But I would want the middle option to be a "it's ok", "can be used but does not fill me with joy"
Perhaps I didn't explain myself well. Although I can see where you are coming from, and in principle I agree with you, my point was about what is in place now and how it is used. Unfortunately when you look around, just about all the star rating systems use the top rating for meeting expectation, and any less of a 5 rating is interpreted as somehow negative. Element14 could do differently, and use the "exceed" expectation for the 5 star, but by doing so it would generate ambiguity in the valutation, as a product meeting all the expectation would have to score only a 4 star.
I suppose what I'm trying to say is when choosing a rating system, I think we should take into account how people are using other feedback systems out there, so that the system is more familiar and the valutation is less susceptible of interpretation.
I agree that being different from other systems could be a problem - perhaps we shouldn't use stars but some other symbol ..........
It is very tricky - in the end one has to read the text to get a real understanding of what the reviewer intends.
I too consider the top score as more of 'delights the customer' rather than 'no room for improvement', because technology always evolves.

● **Entries provided**

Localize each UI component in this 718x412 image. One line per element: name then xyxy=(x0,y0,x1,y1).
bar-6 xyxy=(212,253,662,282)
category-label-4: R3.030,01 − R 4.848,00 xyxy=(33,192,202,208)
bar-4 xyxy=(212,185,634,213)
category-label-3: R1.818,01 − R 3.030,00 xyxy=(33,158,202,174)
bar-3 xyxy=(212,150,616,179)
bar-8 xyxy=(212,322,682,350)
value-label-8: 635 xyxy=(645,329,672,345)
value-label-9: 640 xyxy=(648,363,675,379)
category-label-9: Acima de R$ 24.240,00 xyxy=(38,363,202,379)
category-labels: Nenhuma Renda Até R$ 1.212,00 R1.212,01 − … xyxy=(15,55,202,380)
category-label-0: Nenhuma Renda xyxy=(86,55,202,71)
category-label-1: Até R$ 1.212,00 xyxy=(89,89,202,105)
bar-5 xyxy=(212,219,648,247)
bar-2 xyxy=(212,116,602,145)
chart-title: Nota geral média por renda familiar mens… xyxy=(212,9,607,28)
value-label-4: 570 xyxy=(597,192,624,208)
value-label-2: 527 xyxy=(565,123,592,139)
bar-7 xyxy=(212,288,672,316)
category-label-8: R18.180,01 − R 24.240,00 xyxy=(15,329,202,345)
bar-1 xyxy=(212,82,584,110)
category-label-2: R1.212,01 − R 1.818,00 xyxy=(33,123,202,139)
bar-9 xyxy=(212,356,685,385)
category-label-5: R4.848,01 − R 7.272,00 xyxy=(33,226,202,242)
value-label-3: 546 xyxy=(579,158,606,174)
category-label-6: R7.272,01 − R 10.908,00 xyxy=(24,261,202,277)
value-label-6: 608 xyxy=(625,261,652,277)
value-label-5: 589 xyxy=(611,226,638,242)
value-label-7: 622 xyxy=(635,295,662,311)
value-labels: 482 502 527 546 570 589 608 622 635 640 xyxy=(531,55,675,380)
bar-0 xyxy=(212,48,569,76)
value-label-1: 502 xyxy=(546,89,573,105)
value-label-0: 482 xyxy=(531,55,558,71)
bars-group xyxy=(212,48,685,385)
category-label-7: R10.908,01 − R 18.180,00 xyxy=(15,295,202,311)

● **What to work on**
a. Copy from the star rating discussion, word for word, the passage starting at "I suppose what" and ending at "other symbol ..........".
b. Continue the star rating discussion from where it stops.

● **Results for the exercise**
a.
I suppose what I'm trying to say is when choosing a rating system, I think we should take into account how people are using other feedback systems out there, so that the system is more familiar and the valutation is less susceptible of interpretation.
I agree that being different from other systems could be a problem - perhaps we shouldn't use stars but some other symbol ..........

b.
There are cultural differences too, for example I sometimes see the 5-point scoring results for presentations, and invariably the score is higher presented in the US, whereas it is always slightly lower in Europe. Or there is the one mean person who scores 1/5 for everything because they attended the wrong presentation for them, and the others scored 5/5 : ) So the 5 points or stars means something different depending on the audience. With the product reviews some are scored extremely low but then it becomes apparent from the text that the user didn't apply the product to the same use-cases as expected, or had some difficulties which are unique to him/her and would not generally apply to that product, e.g. faulty item.
I tend to agree with the comments that having an "exceed" or "surprise and delight" option is a good idea as that gives balance (i.e. upside and just downside).
However, I would suggest maybe rephrasing some of the questions to make it clearer or have an intro explaining how scoring should be carried out.
So for example "Product performed to expectations" should be rephrased to something like "Degree to which product exceeded or failed to perform to expectations". The "Degree to which..." is now the key focus in the scoring and this part is now common to all questions and could be used as header, or something similar.
2 of 2 people found this helpful
When we evaluated proposals we used a simple color code.
Red = Did not meet requirements.
Yellow = Met part of the requirements.
Green = Met requirements.
Blue = Exceeded requirements.
This system made it easy to summarize everyone's review and come up with a consensus rating for each item.
Only after this process was the cost evaluated as only the green proposals were considered.
For any RoadTest Review, the reviewer not only provides his or her personal take on the product being reviewed but also a numbered ranking (10-point scale) for 6 different questions.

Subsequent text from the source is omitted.